Magnification as a Probe of Dark Matter Halos at high redshift
Ludovic Van Waerbeke, Hendrik Hildebrandt, Jes Ford, Martha, Milkeraitis

TL;DR
This paper introduces a novel lensing magnification method to measure dark matter halo profiles at high redshift using photometric redshifts, avoiding the need for galaxy shape measurements.
Contribution
It presents a new approach leveraging lensing magnification with photometric redshifts to study dark matter halos at high redshift, demonstrated through a feasibility study.
Findings
Magnification can probe dark matter halos without galaxy shape data.
Stacking of high-redshift galaxies enhances signal detection.
New observational window for high-redshift dark matter studies.
Abstract
We propose a new approach for measuring the mass profile and shape of groups and clusters of galaxies, which uses lensing magnification of distant background galaxies. The main advantage of lensing magnification is that, unlike lensing shear, it relies on accurate photometric redshifts only and not galaxy shapes, thus enabling the study of the dark matter distribution with unresolved source galaxies. We present a feasibility study, using a real population of z > 2.5 Lyman Break Galaxies as source galaxies, and where, similar to galaxy-galaxy lensing, foreground lenses are stacked in order to increase the signal-to-noise. We find that there is an interesting new observational window for gravitational lensing as a probe of dark matter halos at high redshift, which does not require measurement of galaxy shapes.

Document layout detection data
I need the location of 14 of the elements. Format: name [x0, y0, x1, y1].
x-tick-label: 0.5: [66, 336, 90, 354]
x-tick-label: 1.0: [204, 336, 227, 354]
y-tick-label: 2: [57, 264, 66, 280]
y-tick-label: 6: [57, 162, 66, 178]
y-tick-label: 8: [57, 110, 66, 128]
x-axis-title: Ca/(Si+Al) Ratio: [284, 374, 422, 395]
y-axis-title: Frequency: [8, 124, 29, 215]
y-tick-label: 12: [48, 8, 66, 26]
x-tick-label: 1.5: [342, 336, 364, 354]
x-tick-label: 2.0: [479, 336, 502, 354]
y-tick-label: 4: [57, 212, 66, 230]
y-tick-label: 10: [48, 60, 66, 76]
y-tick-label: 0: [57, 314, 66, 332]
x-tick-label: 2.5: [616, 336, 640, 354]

Task goal: In the paper summary on lensing magnification, what galaxies serve as the source galaxies in the feasibility study?

Solution to this task: A real population of z > 2.5 Lyman Break Galaxies.